>> begin DATA SHOWN
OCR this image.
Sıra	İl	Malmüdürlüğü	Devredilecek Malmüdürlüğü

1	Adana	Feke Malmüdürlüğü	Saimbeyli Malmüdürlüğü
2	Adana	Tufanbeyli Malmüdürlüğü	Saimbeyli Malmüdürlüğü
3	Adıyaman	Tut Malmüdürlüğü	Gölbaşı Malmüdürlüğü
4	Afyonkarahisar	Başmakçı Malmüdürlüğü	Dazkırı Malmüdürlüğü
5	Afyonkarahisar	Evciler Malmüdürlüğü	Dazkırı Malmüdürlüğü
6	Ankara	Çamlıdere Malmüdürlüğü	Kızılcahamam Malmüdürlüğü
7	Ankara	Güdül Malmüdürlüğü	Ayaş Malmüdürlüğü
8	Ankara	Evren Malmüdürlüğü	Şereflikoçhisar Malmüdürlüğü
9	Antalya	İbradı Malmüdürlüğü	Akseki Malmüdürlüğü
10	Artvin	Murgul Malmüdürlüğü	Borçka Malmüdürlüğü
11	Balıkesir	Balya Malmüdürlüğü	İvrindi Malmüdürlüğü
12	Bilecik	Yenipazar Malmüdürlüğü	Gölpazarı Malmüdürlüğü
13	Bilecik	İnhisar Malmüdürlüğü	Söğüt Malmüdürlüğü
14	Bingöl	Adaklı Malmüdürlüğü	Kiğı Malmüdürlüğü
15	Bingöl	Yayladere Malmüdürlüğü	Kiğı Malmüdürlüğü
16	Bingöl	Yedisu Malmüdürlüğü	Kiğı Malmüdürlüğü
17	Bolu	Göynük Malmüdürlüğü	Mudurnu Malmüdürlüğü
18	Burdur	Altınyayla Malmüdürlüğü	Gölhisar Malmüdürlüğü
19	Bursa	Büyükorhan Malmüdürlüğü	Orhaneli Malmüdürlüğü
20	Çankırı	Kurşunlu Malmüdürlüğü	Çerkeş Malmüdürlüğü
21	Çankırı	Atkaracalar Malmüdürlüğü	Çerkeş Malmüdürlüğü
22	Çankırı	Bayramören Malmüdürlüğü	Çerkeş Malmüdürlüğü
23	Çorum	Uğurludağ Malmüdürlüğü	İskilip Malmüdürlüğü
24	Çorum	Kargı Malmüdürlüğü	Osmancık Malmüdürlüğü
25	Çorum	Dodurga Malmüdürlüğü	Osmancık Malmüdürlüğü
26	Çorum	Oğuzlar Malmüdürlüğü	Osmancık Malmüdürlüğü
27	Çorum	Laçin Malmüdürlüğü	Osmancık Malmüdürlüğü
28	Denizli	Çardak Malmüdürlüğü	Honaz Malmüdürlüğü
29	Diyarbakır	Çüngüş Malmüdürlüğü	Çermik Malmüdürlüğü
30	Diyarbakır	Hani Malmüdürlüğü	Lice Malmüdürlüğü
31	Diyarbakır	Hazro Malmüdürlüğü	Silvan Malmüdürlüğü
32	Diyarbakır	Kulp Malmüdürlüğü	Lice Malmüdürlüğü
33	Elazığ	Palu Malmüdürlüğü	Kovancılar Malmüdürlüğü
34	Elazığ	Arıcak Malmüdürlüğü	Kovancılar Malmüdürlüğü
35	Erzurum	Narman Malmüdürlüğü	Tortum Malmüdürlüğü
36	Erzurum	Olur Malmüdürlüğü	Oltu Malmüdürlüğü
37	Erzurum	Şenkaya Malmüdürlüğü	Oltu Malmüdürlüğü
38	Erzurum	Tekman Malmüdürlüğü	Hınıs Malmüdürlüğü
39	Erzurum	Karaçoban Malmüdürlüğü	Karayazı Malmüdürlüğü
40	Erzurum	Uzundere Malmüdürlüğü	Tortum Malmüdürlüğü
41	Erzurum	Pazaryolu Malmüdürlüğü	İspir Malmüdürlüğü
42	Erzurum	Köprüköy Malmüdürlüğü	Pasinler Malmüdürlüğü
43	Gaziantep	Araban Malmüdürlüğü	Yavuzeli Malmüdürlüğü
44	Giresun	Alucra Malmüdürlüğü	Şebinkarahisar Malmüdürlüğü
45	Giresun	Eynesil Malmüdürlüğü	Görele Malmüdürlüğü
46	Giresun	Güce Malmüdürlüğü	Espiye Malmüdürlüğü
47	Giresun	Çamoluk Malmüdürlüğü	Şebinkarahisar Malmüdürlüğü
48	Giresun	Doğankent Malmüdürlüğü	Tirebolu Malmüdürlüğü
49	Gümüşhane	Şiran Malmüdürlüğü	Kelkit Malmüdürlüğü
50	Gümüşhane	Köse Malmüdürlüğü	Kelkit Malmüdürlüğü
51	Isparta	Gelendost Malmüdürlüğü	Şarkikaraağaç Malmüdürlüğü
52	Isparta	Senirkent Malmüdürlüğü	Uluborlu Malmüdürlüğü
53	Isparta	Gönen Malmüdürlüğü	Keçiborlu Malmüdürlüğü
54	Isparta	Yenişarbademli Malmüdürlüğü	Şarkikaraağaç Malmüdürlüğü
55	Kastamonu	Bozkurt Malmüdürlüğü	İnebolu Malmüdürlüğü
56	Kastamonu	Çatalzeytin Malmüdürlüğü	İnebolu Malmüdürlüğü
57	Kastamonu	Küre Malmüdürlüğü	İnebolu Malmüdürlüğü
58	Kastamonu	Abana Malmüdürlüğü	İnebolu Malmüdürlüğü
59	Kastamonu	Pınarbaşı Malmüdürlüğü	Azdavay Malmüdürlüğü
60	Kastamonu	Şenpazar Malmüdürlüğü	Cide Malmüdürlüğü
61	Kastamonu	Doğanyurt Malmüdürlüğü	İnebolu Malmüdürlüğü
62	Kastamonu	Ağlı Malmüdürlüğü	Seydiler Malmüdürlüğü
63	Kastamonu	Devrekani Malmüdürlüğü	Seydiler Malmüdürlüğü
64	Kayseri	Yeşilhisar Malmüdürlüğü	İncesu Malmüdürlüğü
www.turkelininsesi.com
>> end DATA SHOWN
**EXERCISE DIRECTIONS**
Write every line of the material above again, exactly.

**IN RESPONSE**
OCR this image.
Sıra	İl	Malmüdürlüğü	Devredilecek Malmüdürlüğü

1	Adana	Feke Malmüdürlüğü	Saimbeyli Malmüdürlüğü
2	Adana	Tufanbeyli Malmüdürlüğü	Saimbeyli Malmüdürlüğü
3	Adıyaman	Tut Malmüdürlüğü	Gölbaşı Malmüdürlüğü
4	Afyonkarahisar	Başmakçı Malmüdürlüğü	Dazkırı Malmüdürlüğü
5	Afyonkarahisar	Evciler Malmüdürlüğü	Dazkırı Malmüdürlüğü
6	Ankara	Çamlıdere Malmüdürlüğü	Kızılcahamam Malmüdürlüğü
7	Ankara	Güdül Malmüdürlüğü	Ayaş Malmüdürlüğü
8	Ankara	Evren Malmüdürlüğü	Şereflikoçhisar Malmüdürlüğü
9	Antalya	İbradı Malmüdürlüğü	Akseki Malmüdürlüğü
10	Artvin	Murgul Malmüdürlüğü	Borçka Malmüdürlüğü
11	Balıkesir	Balya Malmüdürlüğü	İvrindi Malmüdürlüğü
12	Bilecik	Yenipazar Malmüdürlüğü	Gölpazarı Malmüdürlüğü
13	Bilecik	İnhisar Malmüdürlüğü	Söğüt Malmüdürlüğü
14	Bingöl	Adaklı Malmüdürlüğü	Kiğı Malmüdürlüğü
15	Bingöl	Yayladere Malmüdürlüğü	Kiğı Malmüdürlüğü
16	Bingöl	Yedisu Malmüdürlüğü	Kiğı Malmüdürlüğü
17	Bolu	Göynük Malmüdürlüğü	Mudurnu Malmüdürlüğü
18	Burdur	Altınyayla Malmüdürlüğü	Gölhisar Malmüdürlüğü
19	Bursa	Büyükorhan Malmüdürlüğü	Orhaneli Malmüdürlüğü
20	Çankırı	Kurşunlu Malmüdürlüğü	Çerkeş Malmüdürlüğü
21	Çankırı	Atkaracalar Malmüdürlüğü	Çerkeş Malmüdürlüğü
22	Çankırı	Bayramören Malmüdürlüğü	Çerkeş Malmüdürlüğü
23	Çorum	Uğurludağ Malmüdürlüğü	İskilip Malmüdürlüğü
24	Çorum	Kargı Malmüdürlüğü	Osmancık Malmüdürlüğü
25	Çorum	Dodurga Malmüdürlüğü	Osmancık Malmüdürlüğü
26	Çorum	Oğuzlar Malmüdürlüğü	Osmancık Malmüdürlüğü
27	Çorum	Laçin Malmüdürlüğü	Osmancık Malmüdürlüğü
28	Denizli	Çardak Malmüdürlüğü	Honaz Malmüdürlüğü
29	Diyarbakır	Çüngüş Malmüdürlüğü	Çermik Malmüdürlüğü
30	Diyarbakır	Hani Malmüdürlüğü	Lice Malmüdürlüğü
31	Diyarbakır	Hazro Malmüdürlüğü	Silvan Malmüdürlüğü
32	Diyarbakır	Kulp Malmüdürlüğü	Lice Malmüdürlüğü
33	Elazığ	Palu Malmüdürlüğü	Kovancılar Malmüdürlüğü
34	Elazığ	Arıcak Malmüdürlüğü	Kovancılar Malmüdürlüğü
35	Erzurum	Narman Malmüdürlüğü	Tortum Malmüdürlüğü
36	Erzurum	Olur Malmüdürlüğü	Oltu Malmüdürlüğü
37	Erzurum	Şenkaya Malmüdürlüğü	Oltu Malmüdürlüğü
38	Erzurum	Tekman Malmüdürlüğü	Hınıs Malmüdürlüğü
39	Erzurum	Karaçoban Malmüdürlüğü	Karayazı Malmüdürlüğü
40	Erzurum	Uzundere Malmüdürlüğü	Tortum Malmüdürlüğü
41	Erzurum	Pazaryolu Malmüdürlüğü	İspir Malmüdürlüğü
42	Erzurum	Köprüköy Malmüdürlüğü	Pasinler Malmüdürlüğü
43	Gaziantep	Araban Malmüdürlüğü	Yavuzeli Malmüdürlüğü
44	Giresun	Alucra Malmüdürlüğü	Şebinkarahisar Malmüdürlüğü
45	Giresun	Eynesil Malmüdürlüğü	Görele Malmüdürlüğü
46	Giresun	Güce Malmüdürlüğü	Espiye Malmüdürlüğü
47	Giresun	Çamoluk Malmüdürlüğü	Şebinkarahisar Malmüdürlüğü
48	Giresun	Doğankent Malmüdürlüğü	Tirebolu Malmüdürlüğü
49	Gümüşhane	Şiran Malmüdürlüğü	Kelkit Malmüdürlüğü
50	Gümüşhane	Köse Malmüdürlüğü	Kelkit Malmüdürlüğü
51	Isparta	Gelendost Malmüdürlüğü	Şarkikaraağaç Malmüdürlüğü
52	Isparta	Senirkent Malmüdürlüğü	Uluborlu Malmüdürlüğü
53	Isparta	Gönen Malmüdürlüğü	Keçiborlu Malmüdürlüğü
54	Isparta	Yenişarbademli Malmüdürlüğü	Şarkikaraağaç Malmüdürlüğü
55	Kastamonu	Bozkurt Malmüdürlüğü	İnebolu Malmüdürlüğü
56	Kastamonu	Çatalzeytin Malmüdürlüğü	İnebolu Malmüdürlüğü
57	Kastamonu	Küre Malmüdürlüğü	İnebolu Malmüdürlüğü
58	Kastamonu	Abana Malmüdürlüğü	İnebolu Malmüdürlüğü
59	Kastamonu	Pınarbaşı Malmüdürlüğü	Azdavay Malmüdürlüğü
60	Kastamonu	Şenpazar Malmüdürlüğü	Cide Malmüdürlüğü
61	Kastamonu	Doğanyurt Malmüdürlüğü	İnebolu Malmüdürlüğü
62	Kastamonu	Ağlı Malmüdürlüğü	Seydiler Malmüdürlüğü
63	Kastamonu	Devrekani Malmüdürlüğü	Seydiler Malmüdürlüğü
64	Kayseri	Yeşilhisar Malmüdürlüğü	İncesu Malmüdürlüğü
www.turkelininsesi.com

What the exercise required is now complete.